Aim – Take the stretch from the line containing "reverse-gene-label: proB <box>601" through the line containing "reverse-feature-bar <box>679 596", switch each "rev-leader-line" to "reverse-leader-line", and write out only those lines with everything else unchanged.

Element box annotations:
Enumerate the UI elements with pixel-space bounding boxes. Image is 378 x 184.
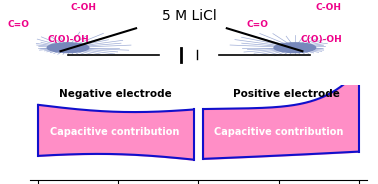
Text: Negative electrode: Negative electrode [59, 89, 172, 99]
Circle shape [47, 43, 89, 53]
Circle shape [274, 43, 316, 53]
Text: Capacitive contribution: Capacitive contribution [214, 128, 343, 137]
Text: C(O)-OH: C(O)-OH [47, 35, 89, 44]
Text: C-OH: C-OH [70, 3, 96, 12]
Text: C-OH: C-OH [316, 3, 342, 12]
Text: 5 M LiCl: 5 M LiCl [162, 9, 216, 23]
Text: Positive electrode: Positive electrode [233, 89, 340, 99]
Text: Capacitive contribution: Capacitive contribution [50, 128, 180, 137]
Text: C=O: C=O [8, 20, 30, 29]
Text: C(O)-OH: C(O)-OH [301, 35, 342, 44]
Text: C=O: C=O [246, 20, 268, 29]
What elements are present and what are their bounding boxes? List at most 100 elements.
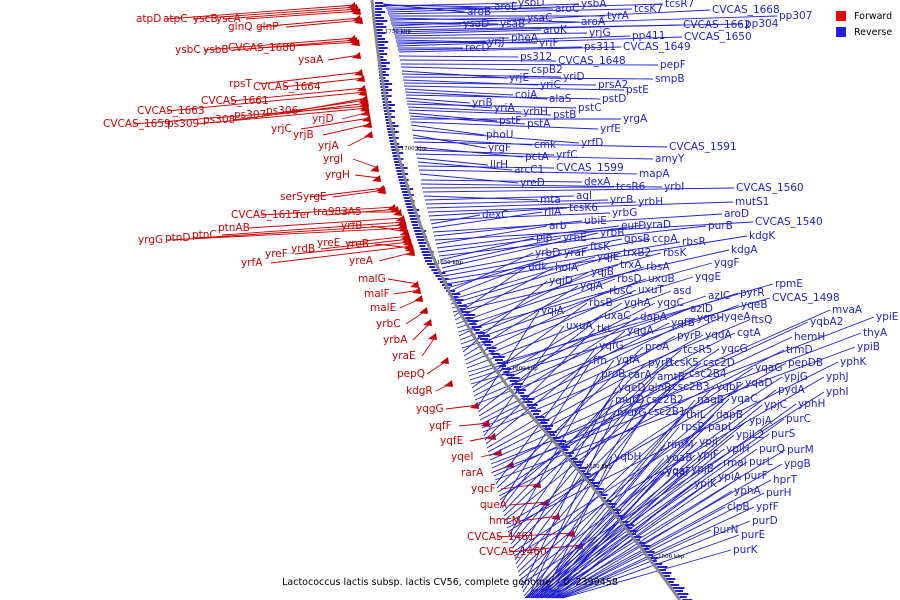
reverse-gene-label: proB <box>601 368 625 380</box>
rev-leader-line <box>527 412 616 599</box>
reverse-gene-label: pstE <box>626 84 649 96</box>
forward-gene-label: rpsT <box>229 78 252 90</box>
reverse-gene-label: ysbA <box>581 0 607 10</box>
rev-leader-line <box>396 35 631 45</box>
rev-leader-line <box>399 59 557 62</box>
forward-gene-label: yrfB <box>341 220 362 232</box>
forward-feature-arrow <box>400 229 409 236</box>
rev-leader-line <box>556 492 765 599</box>
fwd-leader-line <box>257 17 361 28</box>
reverse-feature-bar <box>375 5 387 7</box>
rev-leader-line <box>550 468 690 599</box>
reverse-gene-label: yqgF <box>714 257 740 269</box>
forward-gene-label: yqfF <box>429 420 452 432</box>
reverse-feature-bar <box>378 68 390 70</box>
rev-leader-line <box>410 124 485 136</box>
legend-reverse-swatch <box>836 27 846 37</box>
rev-leader-line <box>398 46 622 53</box>
rev-leader-line <box>385 7 554 10</box>
reverse-gene-label: phoU <box>486 129 513 141</box>
reverse-gene-label: yqaG <box>755 362 782 374</box>
reverse-gene-label: yrjG <box>589 27 611 39</box>
reverse-gene-label: rbsK <box>663 247 687 259</box>
reverse-gene-label: papL <box>708 421 734 433</box>
rev-leader-line <box>463 285 579 357</box>
reverse-feature-bar <box>410 218 418 220</box>
reverse-feature-bar <box>413 227 423 229</box>
reverse-gene-label: yqeA <box>724 311 751 323</box>
reverse-feature-bar <box>511 383 523 385</box>
reverse-feature-bar <box>592 488 604 490</box>
rev-leader-line <box>481 316 723 429</box>
rev-leader-line <box>476 310 540 409</box>
reverse-feature-bar <box>665 578 676 580</box>
reverse-gene-label: yqaD <box>745 377 772 389</box>
fwd-leader-line <box>194 224 407 239</box>
reverse-feature-bar <box>679 596 687 598</box>
forward-gene-label: ptnD <box>165 232 191 244</box>
rev-leader-line <box>523 399 696 597</box>
forward-feature-arrow <box>360 105 369 112</box>
rev-leader-line <box>398 55 519 58</box>
reverse-gene-label: purS <box>771 428 796 440</box>
fwd-leader-line <box>204 37 356 51</box>
reverse-feature-bar <box>408 212 417 214</box>
reverse-gene-label: ypjF <box>697 449 719 461</box>
fwd-leader-line <box>232 39 358 51</box>
rev-leader-line <box>400 66 530 71</box>
reverse-gene-label: purK <box>733 544 759 556</box>
reverse-gene-label: agl <box>576 190 592 202</box>
reverse-feature-bar <box>650 560 657 562</box>
reverse-gene-label: kdgK <box>749 230 776 242</box>
forward-feature-arrow <box>356 75 365 82</box>
fwd-leader-line <box>354 174 381 179</box>
fwd-leader-line <box>221 221 406 236</box>
reverse-gene-label: ypfF <box>756 501 779 513</box>
rev-leader-line <box>495 345 598 485</box>
rev-leader-line <box>389 17 580 23</box>
reverse-gene-label: yrgF <box>488 142 511 154</box>
reverse-gene-label: cgtA <box>737 327 762 339</box>
rev-leader-line <box>384 2 517 7</box>
reverse-gene-label: carA <box>628 369 653 381</box>
rev-leader-line <box>543 457 665 599</box>
rev-leader-line <box>404 88 514 96</box>
fwd-leader-line <box>322 123 372 136</box>
fwd-leader-line <box>247 217 405 229</box>
reverse-gene-label: pctA <box>525 151 550 163</box>
rev-leader-line <box>423 195 539 201</box>
reverse-gene-label: ypiH <box>726 443 750 455</box>
reverse-feature-bar <box>667 581 674 583</box>
reverse-gene-label: ypiA <box>718 471 742 483</box>
reverse-gene-label: ysaB <box>500 18 525 30</box>
forward-gene-label: yqcF <box>471 483 496 495</box>
rev-leader-line <box>534 426 707 599</box>
backbone-tick-label: 1600 kbp <box>512 366 539 372</box>
forward-feature-arrow <box>364 131 373 138</box>
rev-leader-line <box>439 237 535 261</box>
reverse-gene-label: uxaC <box>604 310 631 322</box>
reverse-gene-label: aroB <box>467 6 491 18</box>
reverse-gene-label: pstF <box>499 115 521 127</box>
rev-leader-line <box>444 241 681 281</box>
reverse-gene-label: yrfC <box>556 149 578 161</box>
reverse-gene-label: yrjE <box>509 72 529 84</box>
backbone-tick-label: 1750 kbp <box>385 29 412 35</box>
reverse-gene-label: CVCAS_1498 <box>772 292 840 304</box>
reverse-feature-bar <box>421 251 434 253</box>
backbone-ticks: 1750 kbp 1700 kbp 1650 kbp 1600 kbp 1550 kbp… <box>385 29 685 560</box>
rev-leader-line <box>487 334 704 453</box>
rev-leader-line <box>446 246 589 289</box>
rev-leader-line <box>486 335 676 449</box>
fwd-leader-line <box>167 227 407 241</box>
reverse-feature-bar <box>403 197 411 199</box>
forward-feature-arrow <box>412 287 421 294</box>
forward-gene-label: yqfE <box>440 435 463 447</box>
reverse-gene-label: yrfD <box>581 137 603 149</box>
reverse-feature-bar <box>375 8 383 10</box>
reverse-gene-label: yphH <box>798 398 825 410</box>
reverse-feature-bar <box>407 209 420 211</box>
rev-leader-line <box>443 238 651 277</box>
fwd-leader-line <box>245 10 361 20</box>
forward-gene-label: yrbA <box>383 334 408 346</box>
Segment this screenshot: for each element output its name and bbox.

Task response –
reverse-gene-label: proB <box>601 368 625 380</box>
reverse-leader-line <box>527 412 616 599</box>
reverse-gene-label: pstE <box>626 84 649 96</box>
forward-gene-label: rpsT <box>229 78 252 90</box>
reverse-gene-label: ysbA <box>581 0 607 10</box>
reverse-leader-line <box>396 35 631 45</box>
reverse-leader-line <box>399 59 557 62</box>
forward-gene-label: yrfB <box>341 220 362 232</box>
forward-feature-arrow <box>400 229 409 236</box>
reverse-leader-line <box>556 492 765 599</box>
fwd-leader-line <box>257 17 361 28</box>
reverse-feature-bar <box>375 5 387 7</box>
reverse-leader-line <box>550 468 690 599</box>
reverse-gene-label: yqgF <box>714 257 740 269</box>
forward-gene-label: yqfF <box>429 420 452 432</box>
reverse-feature-bar <box>378 68 390 70</box>
reverse-leader-line <box>410 124 485 136</box>
legend-reverse-swatch <box>836 27 846 37</box>
reverse-leader-line <box>398 46 622 53</box>
reverse-leader-line <box>385 7 554 10</box>
reverse-gene-label: phoU <box>486 129 513 141</box>
reverse-gene-label: yqaG <box>755 362 782 374</box>
reverse-gene-label: yrjG <box>589 27 611 39</box>
reverse-gene-label: rbsK <box>663 247 687 259</box>
reverse-gene-label: papL <box>708 421 734 433</box>
reverse-leader-line <box>463 285 579 357</box>
reverse-feature-bar <box>410 218 418 220</box>
reverse-feature-bar <box>413 227 423 229</box>
reverse-gene-label: yqeA <box>724 311 751 323</box>
reverse-feature-bar <box>511 383 523 385</box>
reverse-feature-bar <box>592 488 604 490</box>
reverse-leader-line <box>481 316 723 429</box>
reverse-leader-line <box>476 310 540 409</box>
reverse-feature-bar <box>665 578 676 580</box>
reverse-gene-label: yqaD <box>745 377 772 389</box>
fwd-leader-line <box>194 224 407 239</box>
reverse-feature-bar <box>679 596 687 598</box>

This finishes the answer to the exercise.